To be done —
Leave out any pictures and transcribe all other data below exactly.

Supplied records —
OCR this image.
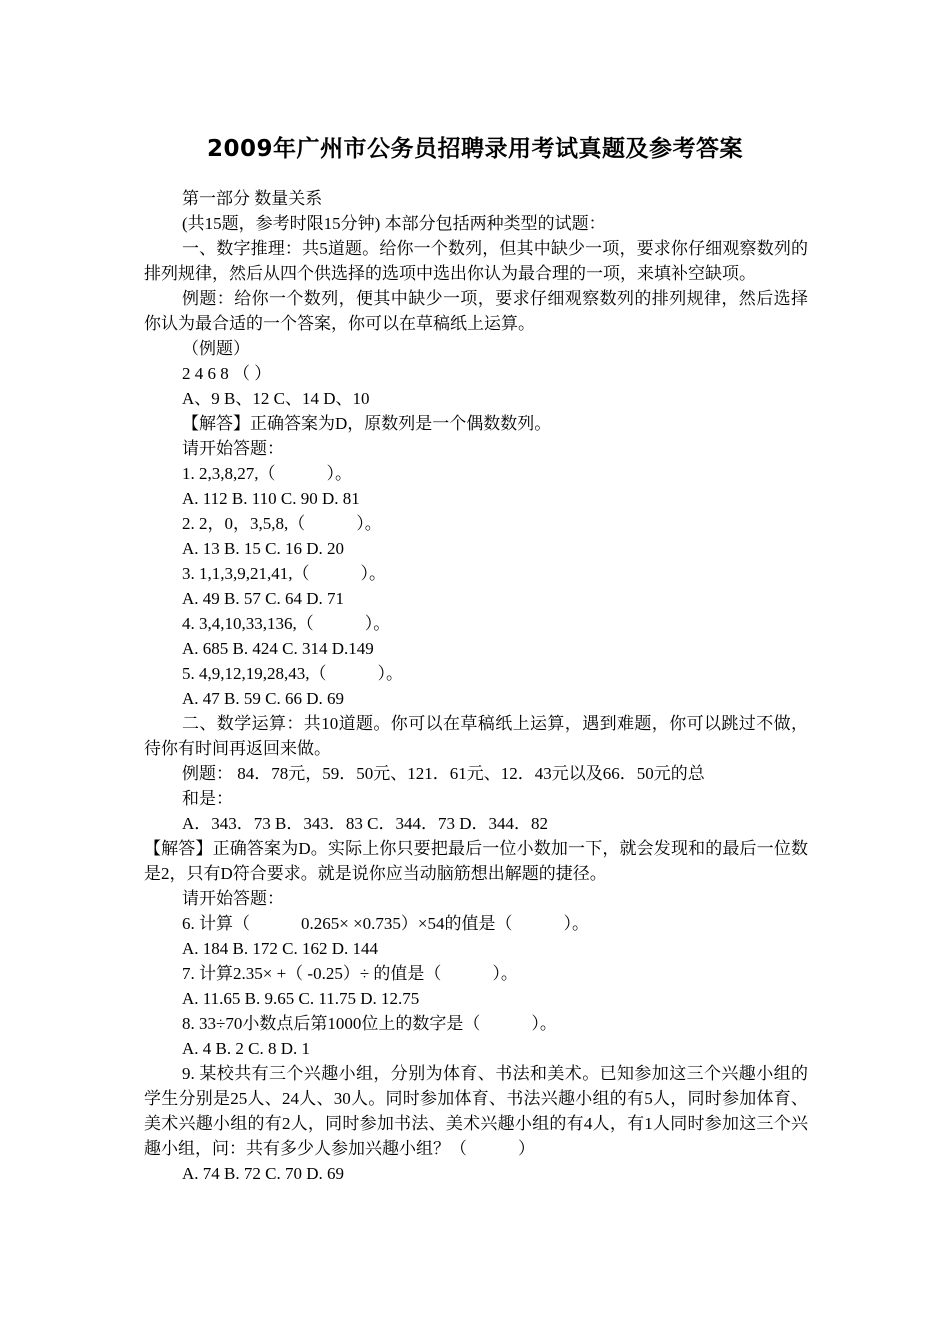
2009年广州市公务员招聘录用考试真题及参考答案

第一部分 数量关系

(共15题，参考时限15分钟) 本部分包括两种类型的试题：

一、数字推理：共5道题。给你一个数列，但其中缺少一项，要求你仔细观察数列的排列规律，然后从四个供选择的选项中选出你认为最合理的一项，来填补空缺项。

例题：给你一个数列，便其中缺少一项，要求仔细观察数列的排列规律，然后选择你认为最合适的一个答案，你可以在草稿纸上运算。

（例题）

2 4 6 8 （ ）

A、9 B、12 C、14 D、10

【解答】正确答案为D，原数列是一个偶数数列。

请开始答题：

1. 2,3,8,27,（　　　）。

A. 112 B. 110 C. 90 D. 81

2. 2，0，3,5,8,（　　　）。

A. 13 B. 15 C. 16 D. 20

3. 1,1,3,9,21,41,（　　　）。

A. 49 B. 57 C. 64 D. 71

4. 3,4,10,33,136,（　　　）。

A. 685 B. 424 C. 314 D.149

5. 4,9,12,19,28,43,（　　　）。

A. 47 B. 59 C. 66 D. 69

二、数学运算：共10道题。你可以在草稿纸上运算，遇到难题，你可以跳过不做，待你有时间再返回来做。

例题： 84．78元，59．50元、121．61元、12．43元以及66．50元的总

和是：

A．343．73 B．343．83 C．344．73 D．344．82

【解答】正确答案为D。实际上你只要把最后一位小数加一下，就会发现和的最后一位数是2，只有D符合要求。就是说你应当动脑筋想出解题的捷径。

请开始答题：

6. 计算（　　　0.265× ×0.735）×54的值是（　　　）。

A. 184 B. 172 C. 162 D. 144

7. 计算2.35× +（ -0.25）÷ 的值是（　　　）。

A. 11.65 B. 9.65 C. 11.75 D. 12.75

8. 33÷70小数点后第1000位上的数字是（　　　）。

A. 4 B. 2 C. 8 D. 1

9. 某校共有三个兴趣小组，分别为体育、书法和美术。已知参加这三个兴趣小组的学生分别是25人、24人、30人。同时参加体育、书法兴趣小组的有5人，同时参加体育、美术兴趣小组的有2人，同时参加书法、美术兴趣小组的有4人，有1人同时参加这三个兴趣小组，问：共有多少人参加兴趣小组？（　　　）

A. 74 B. 72 C. 70 D. 69
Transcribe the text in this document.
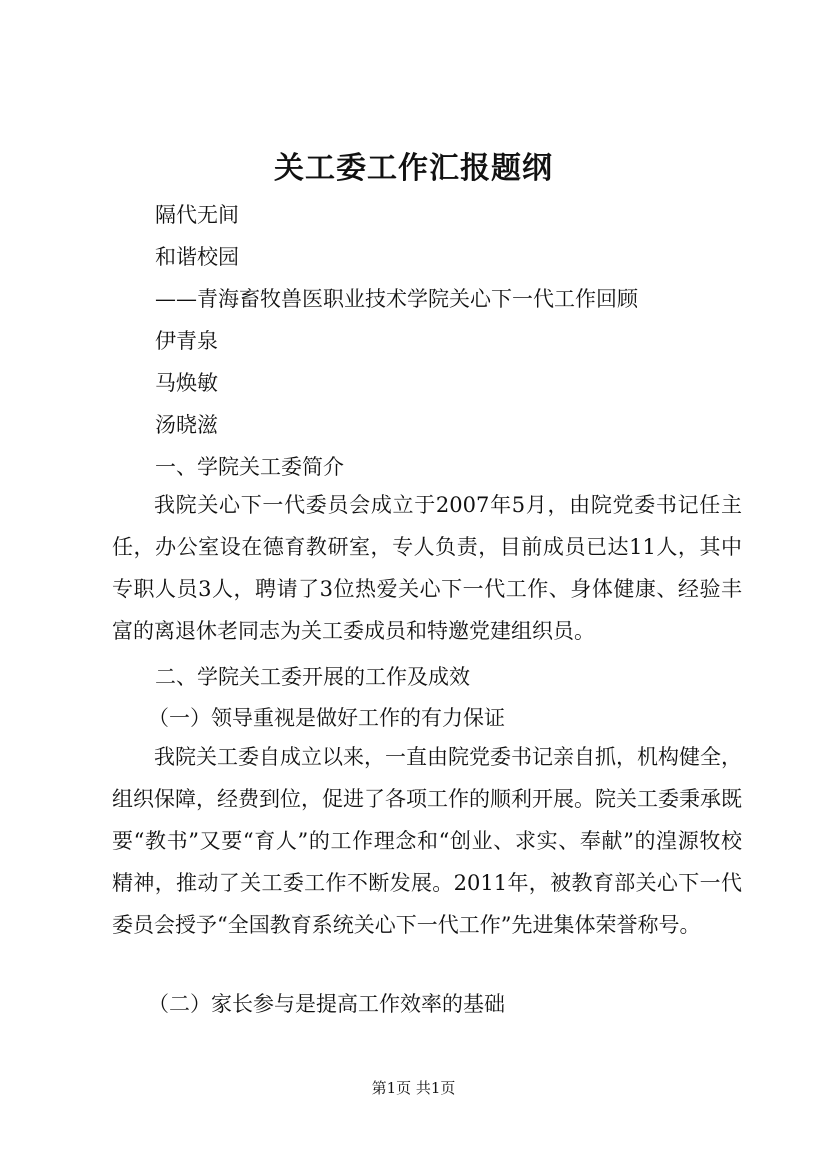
关工委工作汇报题纲
隔代无间
和谐校园
——青海畜牧兽医职业技术学院关心下一代工作回顾
伊青泉
马焕敏
汤晓滋
一、学院关工委简介

我院关心下一代委员会成立于2007年5月，由院党委书记任主任，办公室设在德育教研室，专人负责，目前成员已达11人，其中专职人员3人，聘请了3位热爱关心下一代工作、身体健康、经验丰富的离退休老同志为关工委成员和特邀党建组织员。

二、学院关工委开展的工作及成效
（一）领导重视是做好工作的有力保证

我院关工委自成立以来，一直由院党委书记亲自抓，机构健全，组织保障，经费到位，促进了各项工作的顺利开展。院关工委秉承既要“教书”又要“育人”的工作理念和“创业、求实、奉献”的湟源牧校精神，推动了关工委工作不断发展。2011年，被教育部关心下一代委员会授予“全国教育系统关心下一代工作”先进集体荣誉称号。

（二）家长参与是提高工作效率的基础
第1页 共1页
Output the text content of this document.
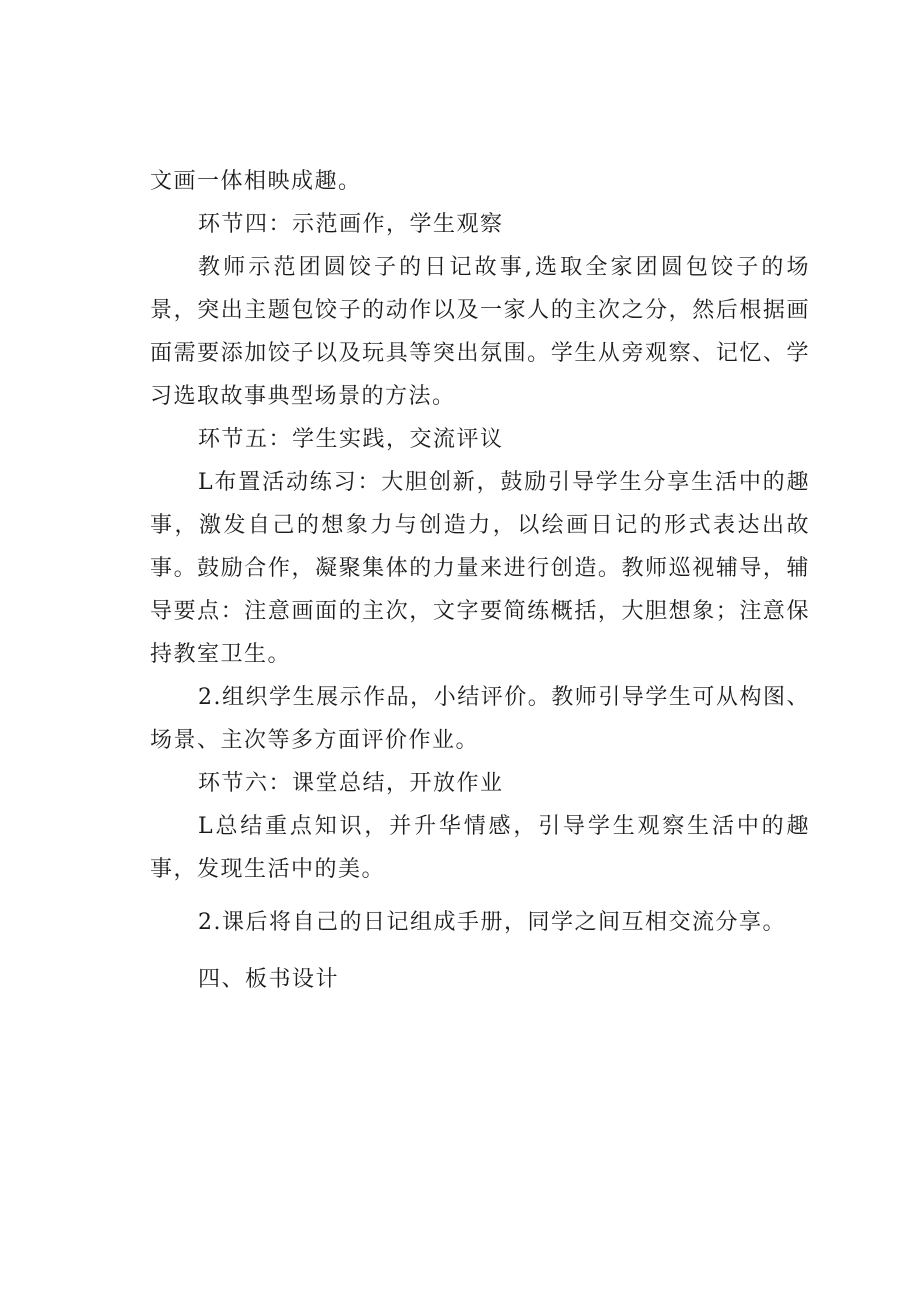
文画一体相映成趣。

环节四：示范画作，学生观察

教师示范团圆饺子的日记故事,选取全家团圆包饺子的场景，突出主题包饺子的动作以及一家人的主次之分，然后根据画面需要添加饺子以及玩具等突出氛围。学生从旁观察、记忆、学习选取故事典型场景的方法。

环节五：学生实践，交流评议

L布置活动练习：大胆创新，鼓励引导学生分享生活中的趣事，激发自己的想象力与创造力，以绘画日记的形式表达出故事。鼓励合作，凝聚集体的力量来进行创造。教师巡视辅导，辅导要点：注意画面的主次，文字要简练概括，大胆想象；注意保持教室卫生。

2.组织学生展示作品，小结评价。教师引导学生可从构图、场景、主次等多方面评价作业。

环节六：课堂总结，开放作业

L总结重点知识，并升华情感，引导学生观察生活中的趣事，发现生活中的美。

2.课后将自己的日记组成手册，同学之间互相交流分享。

四、板书设计
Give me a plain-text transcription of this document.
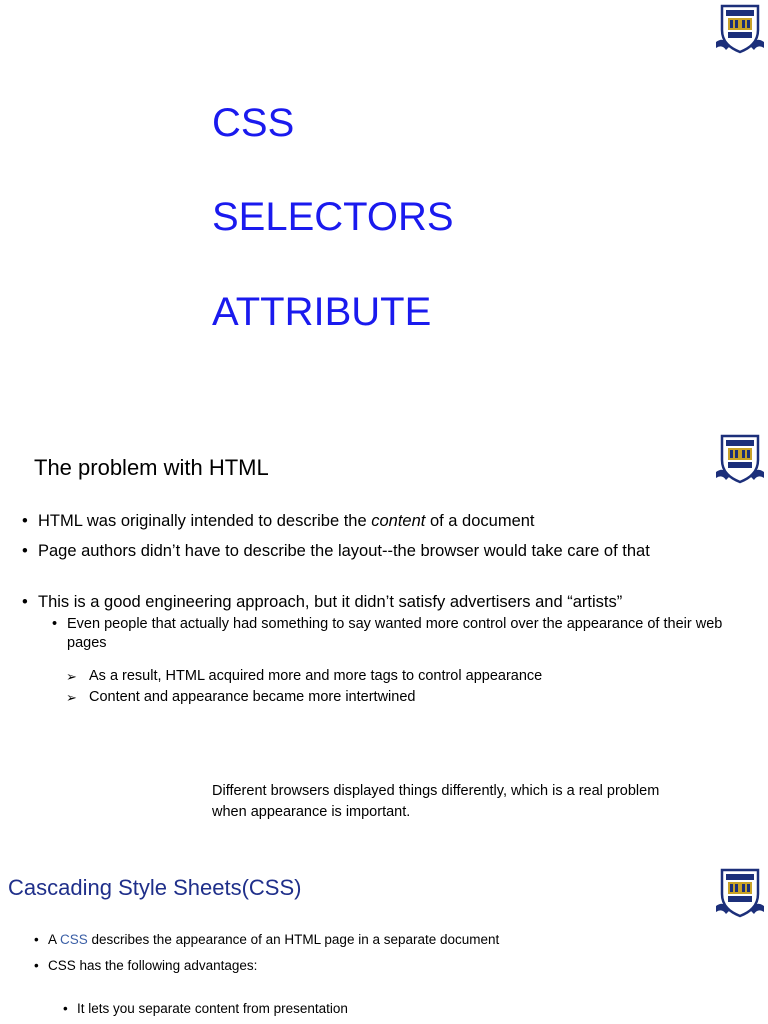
CSS
SELECTORS
ATTRIBUTE
The problem with HTML
• HTML was originally intended to describe the content of a document
• Page authors didn’t have to describe the layout--the browser would take care of that
• This is a good engineering approach, but it didn’t satisfy advertisers and “artists”
• Even people that actually had something to say wanted more control over the appearance of their web pages
➢ As a result, HTML acquired more and more tags to control appearance
➢ Content and appearance became more intertwined
Different browsers displayed things differently, which is a real problem when appearance is important.
Cascading Style Sheets(CSS)
• A CSS describes the appearance of an HTML page in a separate document
• CSS has the following advantages:
• It lets you separate content from presentation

Output —
OCR this image.
2009年广州市公务员招聘录用考试真题及参考答案

第一部分 数量关系

(共15题，参考时限15分钟) 本部分包括两种类型的试题：

一、数字推理：共5道题。给你一个数列，但其中缺少一项，要求你仔细观察数列的排列规律，然后从四个供选择的选项中选出你认为最合理的一项，来填补空缺项。

例题：给你一个数列，便其中缺少一项，要求仔细观察数列的排列规律，然后选择你认为最合适的一个答案，你可以在草稿纸上运算。

（例题）

2 4 6 8 （ ）

A、9 B、12 C、14 D、10

【解答】正确答案为D，原数列是一个偶数数列。

请开始答题：

1. 2,3,8,27,（　　　）。

A. 112 B. 110 C. 90 D. 81

2. 2，0，3,5,8,（　　　）。

A. 13 B. 15 C. 16 D. 20

3. 1,1,3,9,21,41,（　　　）。

A. 49 B. 57 C. 64 D. 71

4. 3,4,10,33,136,（　　　）。

A. 685 B. 424 C. 314 D.149

5. 4,9,12,19,28,43,（　　　）。

A. 47 B. 59 C. 66 D. 69

二、数学运算：共10道题。你可以在草稿纸上运算，遇到难题，你可以跳过不做，待你有时间再返回来做。

例题： 84．78元，59．50元、121．61元、12．43元以及66．50元的总

和是：

A．343．73 B．343．83 C．344．73 D．344．82

【解答】正确答案为D。实际上你只要把最后一位小数加一下，就会发现和的最后一位数是2，只有D符合要求。就是说你应当动脑筋想出解题的捷径。

请开始答题：

6. 计算（　　　0.265× ×0.735）×54的值是（　　　）。

A. 184 B. 172 C. 162 D. 144

7. 计算2.35× +（ -0.25）÷ 的值是（　　　）。

A. 11.65 B. 9.65 C. 11.75 D. 12.75

8. 33÷70小数点后第1000位上的数字是（　　　）。

A. 4 B. 2 C. 8 D. 1

9. 某校共有三个兴趣小组，分别为体育、书法和美术。已知参加这三个兴趣小组的学生分别是25人、24人、30人。同时参加体育、书法兴趣小组的有5人，同时参加体育、美术兴趣小组的有2人，同时参加书法、美术兴趣小组的有4人，有1人同时参加这三个兴趣小组，问：共有多少人参加兴趣小组？（　　　）

A. 74 B. 72 C. 70 D. 69
Transcribe the text in this document.
关工委工作汇报题纲
隔代无间
和谐校园
——青海畜牧兽医职业技术学院关心下一代工作回顾
伊青泉
马焕敏
汤晓滋
一、学院关工委简介

我院关心下一代委员会成立于2007年5月，由院党委书记任主任，办公室设在德育教研室，专人负责，目前成员已达11人，其中专职人员3人，聘请了3位热爱关心下一代工作、身体健康、经验丰富的离退休老同志为关工委成员和特邀党建组织员。

二、学院关工委开展的工作及成效
（一）领导重视是做好工作的有力保证

我院关工委自成立以来，一直由院党委书记亲自抓，机构健全，组织保障，经费到位，促进了各项工作的顺利开展。院关工委秉承既要“教书”又要“育人”的工作理念和“创业、求实、奉献”的湟源牧校精神，推动了关工委工作不断发展。2011年，被教育部关心下一代委员会授予“全国教育系统关心下一代工作”先进集体荣誉称号。

（二）家长参与是提高工作效率的基础
第1页 共1页
Output the text content of this document.
文画一体相映成趣。

环节四：示范画作，学生观察

教师示范团圆饺子的日记故事,选取全家团圆包饺子的场景，突出主题包饺子的动作以及一家人的主次之分，然后根据画面需要添加饺子以及玩具等突出氛围。学生从旁观察、记忆、学习选取故事典型场景的方法。

环节五：学生实践，交流评议

L布置活动练习：大胆创新，鼓励引导学生分享生活中的趣事，激发自己的想象力与创造力，以绘画日记的形式表达出故事。鼓励合作，凝聚集体的力量来进行创造。教师巡视辅导，辅导要点：注意画面的主次，文字要简练概括，大胆想象；注意保持教室卫生。

2.组织学生展示作品，小结评价。教师引导学生可从构图、场景、主次等多方面评价作业。

环节六：课堂总结，开放作业

L总结重点知识，并升华情感，引导学生观察生活中的趣事，发现生活中的美。

2.课后将自己的日记组成手册，同学之间互相交流分享。

四、板书设计
Give me a plain-text transcription of this document.
CSS
SELECTORS
ATTRIBUTE
The problem with HTML
• HTML was originally intended to describe the content of a document
• Page authors didn’t have to describe the layout--the browser would take care of that
• This is a good engineering approach, but it didn’t satisfy advertisers and “artists”
• Even people that actually had something to say wanted more control over the appearance of their web pages
➢ As a result, HTML acquired more and more tags to control appearance
➢ Content and appearance became more intertwined
Different browsers displayed things differently, which is a real problem when appearance is important.
Cascading Style Sheets(CSS)
• A CSS describes the appearance of an HTML page in a separate document
• CSS has the following advantages:
• It lets you separate content from presentation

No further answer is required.